• EXERCISE AIM
Reproduce the listing below verbatim.

• MATERIAL SHOWN
_ _ _ _ _
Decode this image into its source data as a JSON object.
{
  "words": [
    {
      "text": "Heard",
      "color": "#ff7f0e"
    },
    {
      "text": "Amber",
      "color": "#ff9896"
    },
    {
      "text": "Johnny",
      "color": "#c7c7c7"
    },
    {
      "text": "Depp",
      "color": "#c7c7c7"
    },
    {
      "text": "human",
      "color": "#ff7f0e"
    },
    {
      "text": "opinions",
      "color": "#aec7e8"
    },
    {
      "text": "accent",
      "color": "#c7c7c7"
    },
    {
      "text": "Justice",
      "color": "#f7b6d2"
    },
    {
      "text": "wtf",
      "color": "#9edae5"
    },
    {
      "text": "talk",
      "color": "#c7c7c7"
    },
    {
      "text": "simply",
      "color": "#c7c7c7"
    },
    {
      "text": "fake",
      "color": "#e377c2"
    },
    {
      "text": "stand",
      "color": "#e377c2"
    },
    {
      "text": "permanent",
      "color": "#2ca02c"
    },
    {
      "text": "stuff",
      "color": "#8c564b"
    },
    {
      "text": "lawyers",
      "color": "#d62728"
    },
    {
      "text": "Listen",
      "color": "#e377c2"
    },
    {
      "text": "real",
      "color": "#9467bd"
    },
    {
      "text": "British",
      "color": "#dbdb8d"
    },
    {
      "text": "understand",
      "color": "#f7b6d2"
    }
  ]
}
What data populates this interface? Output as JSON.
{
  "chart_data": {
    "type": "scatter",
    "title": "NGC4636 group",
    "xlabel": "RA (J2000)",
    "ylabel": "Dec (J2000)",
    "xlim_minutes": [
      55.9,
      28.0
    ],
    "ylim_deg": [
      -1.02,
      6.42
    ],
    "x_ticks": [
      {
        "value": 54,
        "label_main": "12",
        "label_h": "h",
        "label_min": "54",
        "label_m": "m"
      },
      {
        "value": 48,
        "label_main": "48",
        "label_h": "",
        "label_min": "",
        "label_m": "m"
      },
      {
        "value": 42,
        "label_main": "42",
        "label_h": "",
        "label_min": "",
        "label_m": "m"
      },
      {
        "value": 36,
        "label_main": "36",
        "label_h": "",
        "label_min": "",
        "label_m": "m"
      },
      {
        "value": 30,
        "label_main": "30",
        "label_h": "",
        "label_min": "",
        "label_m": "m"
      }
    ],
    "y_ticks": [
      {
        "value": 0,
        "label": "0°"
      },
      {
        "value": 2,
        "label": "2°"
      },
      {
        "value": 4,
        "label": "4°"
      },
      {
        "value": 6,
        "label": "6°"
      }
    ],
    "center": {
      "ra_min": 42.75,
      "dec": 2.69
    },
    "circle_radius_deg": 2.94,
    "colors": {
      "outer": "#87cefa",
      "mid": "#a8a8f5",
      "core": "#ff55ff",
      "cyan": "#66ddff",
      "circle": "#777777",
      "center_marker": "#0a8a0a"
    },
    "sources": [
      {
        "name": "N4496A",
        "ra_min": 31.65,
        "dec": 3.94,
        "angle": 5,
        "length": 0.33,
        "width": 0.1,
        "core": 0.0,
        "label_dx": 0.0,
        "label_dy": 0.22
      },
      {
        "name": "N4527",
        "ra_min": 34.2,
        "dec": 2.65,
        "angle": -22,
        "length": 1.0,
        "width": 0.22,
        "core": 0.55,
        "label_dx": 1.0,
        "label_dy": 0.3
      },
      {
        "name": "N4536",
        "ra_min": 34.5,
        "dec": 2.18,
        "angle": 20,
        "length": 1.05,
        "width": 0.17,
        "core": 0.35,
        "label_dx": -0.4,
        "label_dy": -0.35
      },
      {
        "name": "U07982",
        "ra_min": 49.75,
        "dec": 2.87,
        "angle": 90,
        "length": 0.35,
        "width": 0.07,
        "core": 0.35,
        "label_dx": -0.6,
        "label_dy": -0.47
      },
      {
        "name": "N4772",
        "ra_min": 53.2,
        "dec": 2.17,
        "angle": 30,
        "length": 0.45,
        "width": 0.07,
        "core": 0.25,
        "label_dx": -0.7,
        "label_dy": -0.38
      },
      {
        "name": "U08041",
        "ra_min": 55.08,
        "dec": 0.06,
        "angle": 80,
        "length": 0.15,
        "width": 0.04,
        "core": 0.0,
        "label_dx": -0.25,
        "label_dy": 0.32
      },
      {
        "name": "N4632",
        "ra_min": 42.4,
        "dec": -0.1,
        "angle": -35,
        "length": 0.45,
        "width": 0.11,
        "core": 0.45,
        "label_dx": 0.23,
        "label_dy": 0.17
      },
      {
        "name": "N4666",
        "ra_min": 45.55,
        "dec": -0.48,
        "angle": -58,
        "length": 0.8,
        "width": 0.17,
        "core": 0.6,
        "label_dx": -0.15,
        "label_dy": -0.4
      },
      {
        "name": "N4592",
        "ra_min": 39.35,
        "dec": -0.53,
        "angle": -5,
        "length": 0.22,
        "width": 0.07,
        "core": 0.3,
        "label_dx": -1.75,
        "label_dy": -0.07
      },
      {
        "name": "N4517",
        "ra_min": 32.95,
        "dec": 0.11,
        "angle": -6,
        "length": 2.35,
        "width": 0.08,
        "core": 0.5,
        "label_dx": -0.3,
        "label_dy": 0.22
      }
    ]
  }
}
_ _ _ _ _
• RESULT OF THIS EXERCISE
Decode this image into its source data as a JSON object.
{
  "words": [
    {
      "text": "Heard",
      "color": "#ff7f0e"
    },
    {
      "text": "Amber",
      "color": "#ff9896"
    },
    {
      "text": "Johnny",
      "color": "#c7c7c7"
    },
    {
      "text": "Depp",
      "color": "#c7c7c7"
    },
    {
      "text": "human",
      "color": "#ff7f0e"
    },
    {
      "text": "opinions",
      "color": "#aec7e8"
    },
    {
      "text": "accent",
      "color": "#c7c7c7"
    },
    {
      "text": "Justice",
      "color": "#f7b6d2"
    },
    {
      "text": "wtf",
      "color": "#9edae5"
    },
    {
      "text": "talk",
      "color": "#c7c7c7"
    },
    {
      "text": "simply",
      "color": "#c7c7c7"
    },
    {
      "text": "fake",
      "color": "#e377c2"
    },
    {
      "text": "stand",
      "color": "#e377c2"
    },
    {
      "text": "permanent",
      "color": "#2ca02c"
    },
    {
      "text": "stuff",
      "color": "#8c564b"
    },
    {
      "text": "lawyers",
      "color": "#d62728"
    },
    {
      "text": "Listen",
      "color": "#e377c2"
    },
    {
      "text": "real",
      "color": "#9467bd"
    },
    {
      "text": "British",
      "color": "#dbdb8d"
    },
    {
      "text": "understand",
      "color": "#f7b6d2"
    }
  ]
}
What data populates this interface? Output as JSON.
{
  "chart_data": {
    "type": "scatter",
    "title": "NGC4636 group",
    "xlabel": "RA (J2000)",
    "ylabel": "Dec (J2000)",
    "xlim_minutes": [
      55.9,
      28.0
    ],
    "ylim_deg": [
      -1.02,
      6.42
    ],
    "x_ticks": [
      {
        "value": 54,
        "label_main": "12",
        "label_h": "h",
        "label_min": "54",
        "label_m": "m"
      },
      {
        "value": 48,
        "label_main": "48",
        "label_h": "",
        "label_min": "",
        "label_m": "m"
      },
      {
        "value": 42,
        "label_main": "42",
        "label_h": "",
        "label_min": "",
        "label_m": "m"
      },
      {
        "value": 36,
        "label_main": "36",
        "label_h": "",
        "label_min": "",
        "label_m": "m"
      },
      {
        "value": 30,
        "label_main": "30",
        "label_h": "",
        "label_min": "",
        "label_m": "m"
      }
    ],
    "y_ticks": [
      {
        "value": 0,
        "label": "0°"
      },
      {
        "value": 2,
        "label": "2°"
      },
      {
        "value": 4,
        "label": "4°"
      },
      {
        "value": 6,
        "label": "6°"
      }
    ],
    "center": {
      "ra_min": 42.75,
      "dec": 2.69
    },
    "circle_radius_deg": 2.94,
    "colors": {
      "outer": "#87cefa",
      "mid": "#a8a8f5",
      "core": "#ff55ff",
      "cyan": "#66ddff",
      "circle": "#777777",
      "center_marker": "#0a8a0a"
    },
    "sources": [
      {
        "name": "N4496A",
        "ra_min": 31.65,
        "dec": 3.94,
        "angle": 5,
        "length": 0.33,
        "width": 0.1,
        "core": 0.0,
        "label_dx": 0.0,
        "label_dy": 0.22
      },
      {
        "name": "N4527",
        "ra_min": 34.2,
        "dec": 2.65,
        "angle": -22,
        "length": 1.0,
        "width": 0.22,
        "core": 0.55,
        "label_dx": 1.0,
        "label_dy": 0.3
      },
      {
        "name": "N4536",
        "ra_min": 34.5,
        "dec": 2.18,
        "angle": 20,
        "length": 1.05,
        "width": 0.17,
        "core": 0.35,
        "label_dx": -0.4,
        "label_dy": -0.35
      },
      {
        "name": "U07982",
        "ra_min": 49.75,
        "dec": 2.87,
        "angle": 90,
        "length": 0.35,
        "width": 0.07,
        "core": 0.35,
        "label_dx": -0.6,
        "label_dy": -0.47
      },
      {
        "name": "N4772",
        "ra_min": 53.2,
        "dec": 2.17,
        "angle": 30,
        "length": 0.45,
        "width": 0.07,
        "core": 0.25,
        "label_dx": -0.7,
        "label_dy": -0.38
      },
      {
        "name": "U08041",
        "ra_min": 55.08,
        "dec": 0.06,
        "angle": 80,
        "length": 0.15,
        "width": 0.04,
        "core": 0.0,
        "label_dx": -0.25,
        "label_dy": 0.32
      },
      {
        "name": "N4632",
        "ra_min": 42.4,
        "dec": -0.1,
        "angle": -35,
        "length": 0.45,
        "width": 0.11,
        "core": 0.45,
        "label_dx": 0.23,
        "label_dy": 0.17
      },
      {
        "name": "N4666",
        "ra_min": 45.55,
        "dec": -0.48,
        "angle": -58,
        "length": 0.8,
        "width": 0.17,
        "core": 0.6,
        "label_dx": -0.15,
        "label_dy": -0.4
      },
      {
        "name": "N4592",
        "ra_min": 39.35,
        "dec": -0.53,
        "angle": -5,
        "length": 0.22,
        "width": 0.07,
        "core": 0.3,
        "label_dx": -1.75,
        "label_dy": -0.07
      },
      {
        "name": "N4517",
        "ra_min": 32.95,
        "dec": 0.11,
        "angle": -6,
        "length": 2.35,
        "width": 0.08,
        "core": 0.5,
        "label_dx": -0.3,
        "label_dy": 0.22
      }
    ]
  }
}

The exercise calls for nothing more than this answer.